AIM OF THE EXERCISE: Give back the full material, exactly as it reads.

RECORDS SUPPLIED:
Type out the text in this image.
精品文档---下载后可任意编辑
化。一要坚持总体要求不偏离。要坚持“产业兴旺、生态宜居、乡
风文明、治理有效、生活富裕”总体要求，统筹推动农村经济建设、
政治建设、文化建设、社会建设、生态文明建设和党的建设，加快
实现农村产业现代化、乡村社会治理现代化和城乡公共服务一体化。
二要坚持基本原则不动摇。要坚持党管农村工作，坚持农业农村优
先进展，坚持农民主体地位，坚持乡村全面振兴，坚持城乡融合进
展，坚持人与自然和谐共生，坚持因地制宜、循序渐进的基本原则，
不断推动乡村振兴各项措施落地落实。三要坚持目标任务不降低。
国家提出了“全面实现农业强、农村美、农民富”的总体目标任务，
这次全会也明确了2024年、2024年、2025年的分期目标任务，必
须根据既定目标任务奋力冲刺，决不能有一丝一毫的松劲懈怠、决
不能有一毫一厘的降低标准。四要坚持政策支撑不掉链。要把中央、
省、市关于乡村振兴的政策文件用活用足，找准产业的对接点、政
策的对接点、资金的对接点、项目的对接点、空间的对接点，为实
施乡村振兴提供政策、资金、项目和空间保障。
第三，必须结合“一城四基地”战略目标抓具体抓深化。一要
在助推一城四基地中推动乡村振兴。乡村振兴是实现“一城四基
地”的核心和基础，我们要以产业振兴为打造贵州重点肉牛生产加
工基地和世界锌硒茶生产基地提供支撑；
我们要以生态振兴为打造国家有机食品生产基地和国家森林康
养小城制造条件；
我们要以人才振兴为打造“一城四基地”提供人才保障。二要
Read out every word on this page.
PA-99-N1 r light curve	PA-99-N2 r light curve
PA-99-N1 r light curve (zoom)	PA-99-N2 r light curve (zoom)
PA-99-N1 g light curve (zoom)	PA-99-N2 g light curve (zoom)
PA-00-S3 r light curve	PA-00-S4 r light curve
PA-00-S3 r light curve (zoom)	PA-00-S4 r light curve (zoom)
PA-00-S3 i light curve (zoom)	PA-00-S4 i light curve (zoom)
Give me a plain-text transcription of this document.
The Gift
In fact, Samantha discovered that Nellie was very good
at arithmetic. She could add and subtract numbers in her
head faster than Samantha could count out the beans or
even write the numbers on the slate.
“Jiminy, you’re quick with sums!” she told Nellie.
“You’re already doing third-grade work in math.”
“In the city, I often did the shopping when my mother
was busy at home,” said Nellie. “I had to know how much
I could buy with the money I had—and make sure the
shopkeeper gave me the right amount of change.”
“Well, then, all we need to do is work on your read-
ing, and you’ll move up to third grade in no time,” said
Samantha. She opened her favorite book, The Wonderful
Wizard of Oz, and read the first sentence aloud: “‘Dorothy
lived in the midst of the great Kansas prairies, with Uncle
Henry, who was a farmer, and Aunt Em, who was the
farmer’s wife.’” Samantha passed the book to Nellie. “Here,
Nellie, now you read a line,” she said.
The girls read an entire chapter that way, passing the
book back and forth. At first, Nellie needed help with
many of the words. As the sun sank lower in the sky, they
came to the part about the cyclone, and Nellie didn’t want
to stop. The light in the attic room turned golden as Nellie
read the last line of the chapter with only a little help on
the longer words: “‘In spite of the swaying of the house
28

REPLY TO THE EXERCISE:
Type out the text in this image.
精品文档---下载后可任意编辑
化。一要坚持总体要求不偏离。要坚持“产业兴旺、生态宜居、乡
风文明、治理有效、生活富裕”总体要求，统筹推动农村经济建设、
政治建设、文化建设、社会建设、生态文明建设和党的建设，加快
实现农村产业现代化、乡村社会治理现代化和城乡公共服务一体化。
二要坚持基本原则不动摇。要坚持党管农村工作，坚持农业农村优
先进展，坚持农民主体地位，坚持乡村全面振兴，坚持城乡融合进
展，坚持人与自然和谐共生，坚持因地制宜、循序渐进的基本原则，
不断推动乡村振兴各项措施落地落实。三要坚持目标任务不降低。
国家提出了“全面实现农业强、农村美、农民富”的总体目标任务，
这次全会也明确了2024年、2024年、2025年的分期目标任务，必
须根据既定目标任务奋力冲刺，决不能有一丝一毫的松劲懈怠、决
不能有一毫一厘的降低标准。四要坚持政策支撑不掉链。要把中央、
省、市关于乡村振兴的政策文件用活用足，找准产业的对接点、政
策的对接点、资金的对接点、项目的对接点、空间的对接点，为实
施乡村振兴提供政策、资金、项目和空间保障。
第三，必须结合“一城四基地”战略目标抓具体抓深化。一要
在助推一城四基地中推动乡村振兴。乡村振兴是实现“一城四基
地”的核心和基础，我们要以产业振兴为打造贵州重点肉牛生产加
工基地和世界锌硒茶生产基地提供支撑；
我们要以生态振兴为打造国家有机食品生产基地和国家森林康
养小城制造条件；
我们要以人才振兴为打造“一城四基地”提供人才保障。二要
Read out every word on this page.
PA-99-N1 r light curve	PA-99-N2 r light curve
PA-99-N1 r light curve (zoom)	PA-99-N2 r light curve (zoom)
PA-99-N1 g light curve (zoom)	PA-99-N2 g light curve (zoom)
PA-00-S3 r light curve	PA-00-S4 r light curve
PA-00-S3 r light curve (zoom)	PA-00-S4 r light curve (zoom)
PA-00-S3 i light curve (zoom)	PA-00-S4 i light curve (zoom)
Give me a plain-text transcription of this document.
The Gift
In fact, Samantha discovered that Nellie was very good
at arithmetic. She could add and subtract numbers in her
head faster than Samantha could count out the beans or
even write the numbers on the slate.
“Jiminy, you’re quick with sums!” she told Nellie.
“You’re already doing third-grade work in math.”
“In the city, I often did the shopping when my mother
was busy at home,” said Nellie. “I had to know how much
I could buy with the money I had—and make sure the
shopkeeper gave me the right amount of change.”
“Well, then, all we need to do is work on your read-
ing, and you’ll move up to third grade in no time,” said
Samantha. She opened her favorite book, The Wonderful
Wizard of Oz, and read the first sentence aloud: “‘Dorothy
lived in the midst of the great Kansas prairies, with Uncle
Henry, who was a farmer, and Aunt Em, who was the
farmer’s wife.’” Samantha passed the book to Nellie. “Here,
Nellie, now you read a line,” she said.
The girls read an entire chapter that way, passing the
book back and forth. At first, Nellie needed help with
many of the words. As the sun sank lower in the sky, they
came to the part about the cyclone, and Nellie didn’t want
to stop. The light in the attic room turned golden as Nellie
read the last line of the chapter with only a little help on
the longer words: “‘In spite of the swaying of the house
28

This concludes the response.